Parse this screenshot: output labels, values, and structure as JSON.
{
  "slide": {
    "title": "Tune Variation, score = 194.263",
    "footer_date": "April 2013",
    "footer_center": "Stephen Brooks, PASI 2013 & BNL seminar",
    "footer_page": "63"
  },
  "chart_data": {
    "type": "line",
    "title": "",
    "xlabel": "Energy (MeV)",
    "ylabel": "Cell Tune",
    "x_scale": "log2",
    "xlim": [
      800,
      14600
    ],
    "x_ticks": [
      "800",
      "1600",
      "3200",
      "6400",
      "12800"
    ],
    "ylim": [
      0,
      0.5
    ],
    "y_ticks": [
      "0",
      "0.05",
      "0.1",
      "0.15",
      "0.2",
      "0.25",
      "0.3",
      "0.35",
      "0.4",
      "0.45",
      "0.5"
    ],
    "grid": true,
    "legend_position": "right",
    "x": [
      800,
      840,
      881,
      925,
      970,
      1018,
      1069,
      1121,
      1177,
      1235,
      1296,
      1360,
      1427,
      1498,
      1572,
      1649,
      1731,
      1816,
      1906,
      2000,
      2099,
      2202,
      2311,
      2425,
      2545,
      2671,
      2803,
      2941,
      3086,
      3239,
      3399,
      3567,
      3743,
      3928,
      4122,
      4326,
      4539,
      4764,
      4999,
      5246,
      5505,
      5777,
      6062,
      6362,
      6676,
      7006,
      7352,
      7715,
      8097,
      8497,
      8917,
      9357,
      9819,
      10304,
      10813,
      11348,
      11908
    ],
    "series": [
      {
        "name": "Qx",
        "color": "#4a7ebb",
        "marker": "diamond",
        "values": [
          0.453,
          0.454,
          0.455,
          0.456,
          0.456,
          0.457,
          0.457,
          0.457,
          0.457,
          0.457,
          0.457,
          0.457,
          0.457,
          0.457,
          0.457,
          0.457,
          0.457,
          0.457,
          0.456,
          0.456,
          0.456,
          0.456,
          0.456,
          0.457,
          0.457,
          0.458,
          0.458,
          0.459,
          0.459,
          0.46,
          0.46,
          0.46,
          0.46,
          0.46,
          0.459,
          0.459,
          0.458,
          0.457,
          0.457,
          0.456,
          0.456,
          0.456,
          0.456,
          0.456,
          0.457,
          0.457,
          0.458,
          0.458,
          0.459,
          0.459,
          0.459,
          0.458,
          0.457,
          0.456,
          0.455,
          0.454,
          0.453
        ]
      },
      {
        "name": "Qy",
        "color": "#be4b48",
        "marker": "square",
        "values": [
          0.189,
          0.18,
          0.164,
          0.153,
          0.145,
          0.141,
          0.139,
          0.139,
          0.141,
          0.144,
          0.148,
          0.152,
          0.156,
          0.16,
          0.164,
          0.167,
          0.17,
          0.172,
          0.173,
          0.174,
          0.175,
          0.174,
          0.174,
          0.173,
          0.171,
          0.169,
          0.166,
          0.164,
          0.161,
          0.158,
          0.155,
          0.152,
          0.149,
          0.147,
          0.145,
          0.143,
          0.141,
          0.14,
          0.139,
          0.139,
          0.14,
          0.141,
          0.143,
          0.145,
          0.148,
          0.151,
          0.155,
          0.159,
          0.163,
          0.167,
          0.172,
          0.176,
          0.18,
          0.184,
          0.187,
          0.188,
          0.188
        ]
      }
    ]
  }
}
...
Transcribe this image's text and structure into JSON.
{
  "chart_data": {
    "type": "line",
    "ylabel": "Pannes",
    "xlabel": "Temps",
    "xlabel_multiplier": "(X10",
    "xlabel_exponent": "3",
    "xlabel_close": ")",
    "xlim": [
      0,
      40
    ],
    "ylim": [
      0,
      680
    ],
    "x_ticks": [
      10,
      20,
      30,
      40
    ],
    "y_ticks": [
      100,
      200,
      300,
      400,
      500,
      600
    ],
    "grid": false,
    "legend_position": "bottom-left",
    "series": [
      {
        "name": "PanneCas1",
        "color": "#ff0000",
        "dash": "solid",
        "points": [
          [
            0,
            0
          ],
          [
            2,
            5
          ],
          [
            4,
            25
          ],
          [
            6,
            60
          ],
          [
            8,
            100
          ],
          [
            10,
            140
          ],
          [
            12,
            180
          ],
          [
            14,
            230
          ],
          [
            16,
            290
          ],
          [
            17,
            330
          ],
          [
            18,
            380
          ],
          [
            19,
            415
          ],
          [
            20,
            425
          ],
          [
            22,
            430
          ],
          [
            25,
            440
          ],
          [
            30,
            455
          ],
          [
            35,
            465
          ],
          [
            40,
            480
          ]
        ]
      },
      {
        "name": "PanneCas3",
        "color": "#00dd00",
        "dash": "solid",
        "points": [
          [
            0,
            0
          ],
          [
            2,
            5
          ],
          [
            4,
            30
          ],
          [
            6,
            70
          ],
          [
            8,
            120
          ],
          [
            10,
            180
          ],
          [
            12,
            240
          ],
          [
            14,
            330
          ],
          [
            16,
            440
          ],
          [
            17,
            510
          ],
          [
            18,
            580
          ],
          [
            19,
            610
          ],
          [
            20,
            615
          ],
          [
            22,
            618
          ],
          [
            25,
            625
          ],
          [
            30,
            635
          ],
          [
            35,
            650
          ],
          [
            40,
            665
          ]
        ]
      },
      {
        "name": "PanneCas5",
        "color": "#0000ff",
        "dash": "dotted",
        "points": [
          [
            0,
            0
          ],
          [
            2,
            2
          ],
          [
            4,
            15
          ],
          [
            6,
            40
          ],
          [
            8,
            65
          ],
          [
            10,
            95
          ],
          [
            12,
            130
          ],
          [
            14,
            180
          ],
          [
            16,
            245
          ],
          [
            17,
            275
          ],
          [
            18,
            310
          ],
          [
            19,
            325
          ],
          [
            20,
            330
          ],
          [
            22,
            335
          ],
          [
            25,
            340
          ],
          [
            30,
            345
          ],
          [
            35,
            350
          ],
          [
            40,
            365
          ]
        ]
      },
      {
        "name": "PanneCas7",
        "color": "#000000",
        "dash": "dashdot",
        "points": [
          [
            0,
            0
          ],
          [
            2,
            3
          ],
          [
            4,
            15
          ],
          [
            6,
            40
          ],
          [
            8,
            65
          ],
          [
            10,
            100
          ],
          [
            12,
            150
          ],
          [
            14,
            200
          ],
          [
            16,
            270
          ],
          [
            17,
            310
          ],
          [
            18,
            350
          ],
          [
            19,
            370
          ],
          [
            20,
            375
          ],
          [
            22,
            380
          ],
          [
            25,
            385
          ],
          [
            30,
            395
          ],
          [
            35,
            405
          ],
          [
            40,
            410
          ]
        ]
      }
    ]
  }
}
--
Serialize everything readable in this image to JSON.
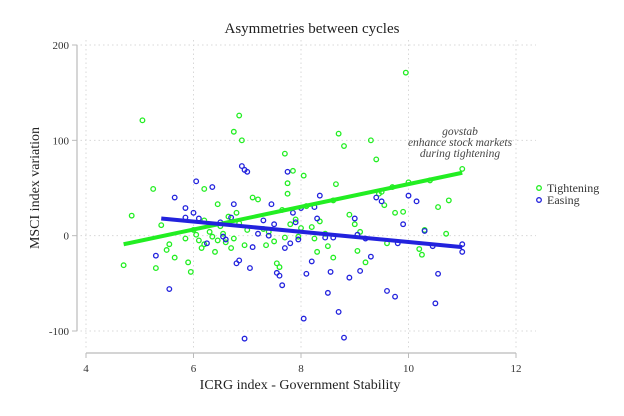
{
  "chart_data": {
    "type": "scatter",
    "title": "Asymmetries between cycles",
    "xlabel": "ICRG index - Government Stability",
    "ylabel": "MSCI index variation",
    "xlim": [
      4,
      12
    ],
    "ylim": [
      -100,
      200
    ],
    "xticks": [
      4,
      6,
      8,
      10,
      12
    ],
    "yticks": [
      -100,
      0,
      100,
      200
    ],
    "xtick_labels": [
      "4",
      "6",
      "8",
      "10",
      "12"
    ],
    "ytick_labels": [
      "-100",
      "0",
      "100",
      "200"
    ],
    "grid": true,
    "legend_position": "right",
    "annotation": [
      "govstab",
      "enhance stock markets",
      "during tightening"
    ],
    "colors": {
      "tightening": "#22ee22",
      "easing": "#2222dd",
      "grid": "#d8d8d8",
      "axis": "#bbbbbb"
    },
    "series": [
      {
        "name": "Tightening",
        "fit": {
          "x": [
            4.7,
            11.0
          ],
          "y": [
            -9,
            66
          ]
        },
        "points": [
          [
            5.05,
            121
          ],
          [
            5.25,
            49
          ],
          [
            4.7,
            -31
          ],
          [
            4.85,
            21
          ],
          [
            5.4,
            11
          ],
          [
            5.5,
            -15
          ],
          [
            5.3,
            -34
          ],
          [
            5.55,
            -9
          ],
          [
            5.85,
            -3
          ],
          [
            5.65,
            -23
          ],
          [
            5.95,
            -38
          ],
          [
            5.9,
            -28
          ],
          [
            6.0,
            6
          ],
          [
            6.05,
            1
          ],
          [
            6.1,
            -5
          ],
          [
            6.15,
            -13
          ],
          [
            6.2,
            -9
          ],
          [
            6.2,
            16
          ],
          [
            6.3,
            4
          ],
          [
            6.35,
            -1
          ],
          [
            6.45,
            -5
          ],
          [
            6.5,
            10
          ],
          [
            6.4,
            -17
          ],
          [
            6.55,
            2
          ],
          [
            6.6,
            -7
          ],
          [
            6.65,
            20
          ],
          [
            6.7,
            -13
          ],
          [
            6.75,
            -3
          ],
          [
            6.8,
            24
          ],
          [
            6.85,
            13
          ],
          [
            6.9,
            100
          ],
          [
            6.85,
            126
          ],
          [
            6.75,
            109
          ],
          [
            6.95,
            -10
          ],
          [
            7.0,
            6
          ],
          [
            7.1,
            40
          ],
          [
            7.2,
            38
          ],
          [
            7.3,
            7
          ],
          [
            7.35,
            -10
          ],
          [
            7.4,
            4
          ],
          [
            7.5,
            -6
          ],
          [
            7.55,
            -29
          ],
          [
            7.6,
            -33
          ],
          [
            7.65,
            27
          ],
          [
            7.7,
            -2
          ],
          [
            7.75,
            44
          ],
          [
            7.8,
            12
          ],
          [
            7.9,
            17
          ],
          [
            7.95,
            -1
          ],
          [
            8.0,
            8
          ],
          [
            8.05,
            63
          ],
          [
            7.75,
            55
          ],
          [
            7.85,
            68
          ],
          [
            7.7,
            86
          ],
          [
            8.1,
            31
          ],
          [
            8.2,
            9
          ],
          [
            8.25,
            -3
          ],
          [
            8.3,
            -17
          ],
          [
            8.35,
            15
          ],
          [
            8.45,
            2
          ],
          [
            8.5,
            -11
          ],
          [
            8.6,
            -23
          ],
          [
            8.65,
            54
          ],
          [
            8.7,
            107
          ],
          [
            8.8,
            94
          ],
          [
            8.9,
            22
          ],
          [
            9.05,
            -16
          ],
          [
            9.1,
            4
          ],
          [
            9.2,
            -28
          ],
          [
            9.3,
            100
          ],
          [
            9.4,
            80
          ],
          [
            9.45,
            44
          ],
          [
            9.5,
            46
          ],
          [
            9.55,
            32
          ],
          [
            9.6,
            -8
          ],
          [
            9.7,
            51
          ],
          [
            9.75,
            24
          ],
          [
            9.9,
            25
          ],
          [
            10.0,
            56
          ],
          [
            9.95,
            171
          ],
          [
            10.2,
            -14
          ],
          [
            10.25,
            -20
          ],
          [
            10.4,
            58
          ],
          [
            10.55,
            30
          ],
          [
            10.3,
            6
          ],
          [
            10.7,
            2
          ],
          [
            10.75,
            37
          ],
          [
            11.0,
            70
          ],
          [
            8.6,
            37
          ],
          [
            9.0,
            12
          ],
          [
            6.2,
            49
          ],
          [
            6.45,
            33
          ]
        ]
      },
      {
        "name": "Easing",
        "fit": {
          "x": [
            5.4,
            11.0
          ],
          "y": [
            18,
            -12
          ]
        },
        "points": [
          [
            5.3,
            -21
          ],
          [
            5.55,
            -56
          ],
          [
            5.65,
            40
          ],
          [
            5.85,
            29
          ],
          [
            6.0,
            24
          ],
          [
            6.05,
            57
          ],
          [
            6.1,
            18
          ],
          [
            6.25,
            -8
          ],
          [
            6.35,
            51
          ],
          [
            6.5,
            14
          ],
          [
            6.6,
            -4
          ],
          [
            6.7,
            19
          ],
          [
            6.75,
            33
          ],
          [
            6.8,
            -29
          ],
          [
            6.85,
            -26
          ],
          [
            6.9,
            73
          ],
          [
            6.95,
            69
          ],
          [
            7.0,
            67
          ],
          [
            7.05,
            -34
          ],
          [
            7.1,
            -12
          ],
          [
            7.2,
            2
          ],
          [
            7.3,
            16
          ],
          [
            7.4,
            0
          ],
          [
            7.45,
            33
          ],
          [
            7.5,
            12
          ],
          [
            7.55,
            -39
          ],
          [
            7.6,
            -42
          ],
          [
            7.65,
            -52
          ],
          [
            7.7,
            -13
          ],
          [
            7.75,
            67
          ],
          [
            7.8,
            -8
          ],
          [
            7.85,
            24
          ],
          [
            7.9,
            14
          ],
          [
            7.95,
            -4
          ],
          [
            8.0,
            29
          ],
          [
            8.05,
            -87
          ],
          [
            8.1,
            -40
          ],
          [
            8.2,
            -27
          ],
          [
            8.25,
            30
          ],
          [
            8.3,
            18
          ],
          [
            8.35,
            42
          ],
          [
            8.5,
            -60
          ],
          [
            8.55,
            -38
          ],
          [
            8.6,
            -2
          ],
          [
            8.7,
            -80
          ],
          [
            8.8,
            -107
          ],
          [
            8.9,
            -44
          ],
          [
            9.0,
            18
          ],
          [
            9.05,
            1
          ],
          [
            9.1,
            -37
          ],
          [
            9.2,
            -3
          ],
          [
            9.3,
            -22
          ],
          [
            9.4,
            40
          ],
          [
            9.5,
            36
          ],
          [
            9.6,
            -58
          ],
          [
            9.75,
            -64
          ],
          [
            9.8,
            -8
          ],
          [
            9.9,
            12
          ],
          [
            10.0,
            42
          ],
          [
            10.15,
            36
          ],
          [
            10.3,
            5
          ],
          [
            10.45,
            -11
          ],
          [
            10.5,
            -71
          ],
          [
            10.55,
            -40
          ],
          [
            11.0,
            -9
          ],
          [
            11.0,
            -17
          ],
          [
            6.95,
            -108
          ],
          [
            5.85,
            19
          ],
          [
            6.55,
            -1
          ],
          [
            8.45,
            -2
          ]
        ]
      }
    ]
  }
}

### WORK TO BE COMPLETED
What is the number of lines in the data that hold the word "this"? Reply with that number and nothing else.

### EXERCISE OUTPUT
3